→ Given records:
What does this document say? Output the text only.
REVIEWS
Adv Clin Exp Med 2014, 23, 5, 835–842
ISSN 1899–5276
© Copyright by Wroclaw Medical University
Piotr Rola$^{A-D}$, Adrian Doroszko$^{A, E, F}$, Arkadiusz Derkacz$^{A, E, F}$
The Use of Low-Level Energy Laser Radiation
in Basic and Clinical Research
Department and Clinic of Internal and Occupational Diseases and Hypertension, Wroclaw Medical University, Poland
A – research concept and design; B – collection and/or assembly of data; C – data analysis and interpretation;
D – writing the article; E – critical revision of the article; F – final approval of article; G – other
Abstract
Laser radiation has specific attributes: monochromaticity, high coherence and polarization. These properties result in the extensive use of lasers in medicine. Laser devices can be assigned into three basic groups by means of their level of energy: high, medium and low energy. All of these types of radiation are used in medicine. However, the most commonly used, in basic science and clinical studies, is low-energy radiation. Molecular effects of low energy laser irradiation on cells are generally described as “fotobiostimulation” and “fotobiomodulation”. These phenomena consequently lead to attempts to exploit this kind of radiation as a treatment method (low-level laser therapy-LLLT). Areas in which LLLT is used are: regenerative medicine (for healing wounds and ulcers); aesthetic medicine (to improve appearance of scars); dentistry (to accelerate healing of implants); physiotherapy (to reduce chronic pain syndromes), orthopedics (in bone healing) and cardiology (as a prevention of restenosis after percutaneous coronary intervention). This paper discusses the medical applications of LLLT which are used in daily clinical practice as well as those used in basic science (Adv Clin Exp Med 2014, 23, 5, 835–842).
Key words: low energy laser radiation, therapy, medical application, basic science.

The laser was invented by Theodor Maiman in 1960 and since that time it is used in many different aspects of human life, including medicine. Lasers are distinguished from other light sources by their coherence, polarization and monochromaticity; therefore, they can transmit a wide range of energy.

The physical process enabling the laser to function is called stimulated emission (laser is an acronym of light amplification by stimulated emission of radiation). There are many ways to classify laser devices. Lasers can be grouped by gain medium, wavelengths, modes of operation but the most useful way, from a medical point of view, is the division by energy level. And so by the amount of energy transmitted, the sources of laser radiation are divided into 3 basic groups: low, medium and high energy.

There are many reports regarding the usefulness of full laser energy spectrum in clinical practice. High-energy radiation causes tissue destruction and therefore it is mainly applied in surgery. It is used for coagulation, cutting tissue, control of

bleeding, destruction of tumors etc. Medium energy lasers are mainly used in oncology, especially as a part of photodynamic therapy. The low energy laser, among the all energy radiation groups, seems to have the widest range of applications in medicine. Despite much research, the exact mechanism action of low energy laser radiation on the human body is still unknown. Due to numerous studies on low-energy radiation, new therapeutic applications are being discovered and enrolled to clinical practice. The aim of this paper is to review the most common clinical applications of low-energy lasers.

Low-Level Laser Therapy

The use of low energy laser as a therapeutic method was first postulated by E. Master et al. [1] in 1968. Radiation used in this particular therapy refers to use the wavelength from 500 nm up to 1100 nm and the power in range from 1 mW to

==

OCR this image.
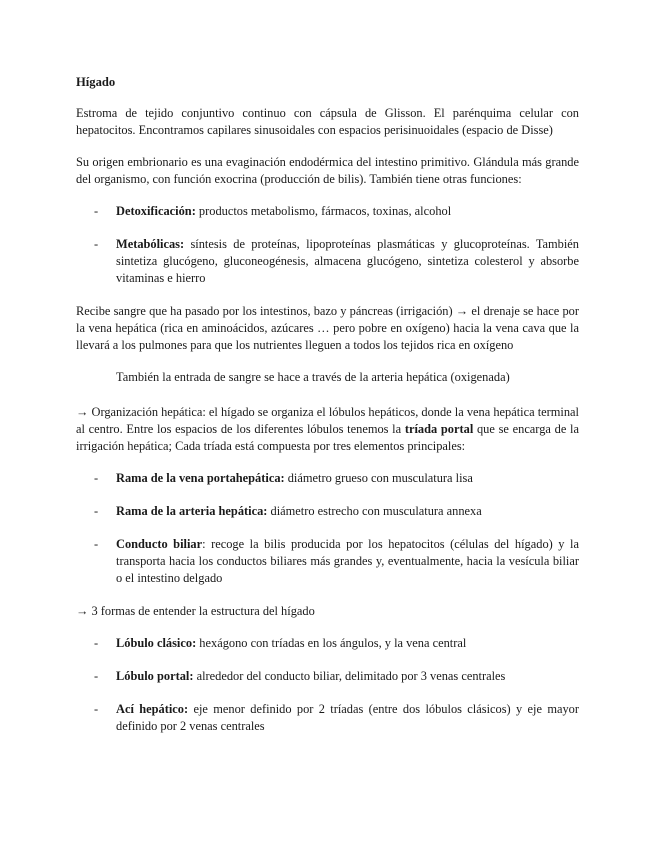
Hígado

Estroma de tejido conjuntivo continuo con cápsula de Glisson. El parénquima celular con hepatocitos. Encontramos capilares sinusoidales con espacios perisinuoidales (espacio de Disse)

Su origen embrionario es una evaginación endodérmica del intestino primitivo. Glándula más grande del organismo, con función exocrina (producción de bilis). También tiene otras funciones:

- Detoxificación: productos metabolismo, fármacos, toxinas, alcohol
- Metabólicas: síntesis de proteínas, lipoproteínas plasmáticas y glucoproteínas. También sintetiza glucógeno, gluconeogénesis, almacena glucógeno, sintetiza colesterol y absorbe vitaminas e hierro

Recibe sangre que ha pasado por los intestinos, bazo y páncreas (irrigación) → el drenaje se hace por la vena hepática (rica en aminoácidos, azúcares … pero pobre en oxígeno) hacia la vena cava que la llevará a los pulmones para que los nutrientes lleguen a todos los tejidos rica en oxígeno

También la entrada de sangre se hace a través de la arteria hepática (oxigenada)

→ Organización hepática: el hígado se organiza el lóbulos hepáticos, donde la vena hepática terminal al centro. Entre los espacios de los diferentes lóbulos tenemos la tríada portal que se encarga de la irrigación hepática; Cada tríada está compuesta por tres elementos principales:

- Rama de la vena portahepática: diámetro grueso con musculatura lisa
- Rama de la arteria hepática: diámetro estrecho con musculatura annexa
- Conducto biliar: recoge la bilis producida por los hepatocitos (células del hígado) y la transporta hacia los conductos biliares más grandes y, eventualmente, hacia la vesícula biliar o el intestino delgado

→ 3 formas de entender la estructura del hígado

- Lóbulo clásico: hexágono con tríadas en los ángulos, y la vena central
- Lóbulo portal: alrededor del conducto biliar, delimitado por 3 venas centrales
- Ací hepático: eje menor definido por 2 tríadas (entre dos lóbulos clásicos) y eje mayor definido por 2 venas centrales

→ What is required: Filter the records above and return every line that holds the word "diámetro".

→ Task result:
- Rama de la vena portahepática: diámetro grueso con musculatura lisa
- Rama de la arteria hepática: diámetro estrecho con musculatura annexa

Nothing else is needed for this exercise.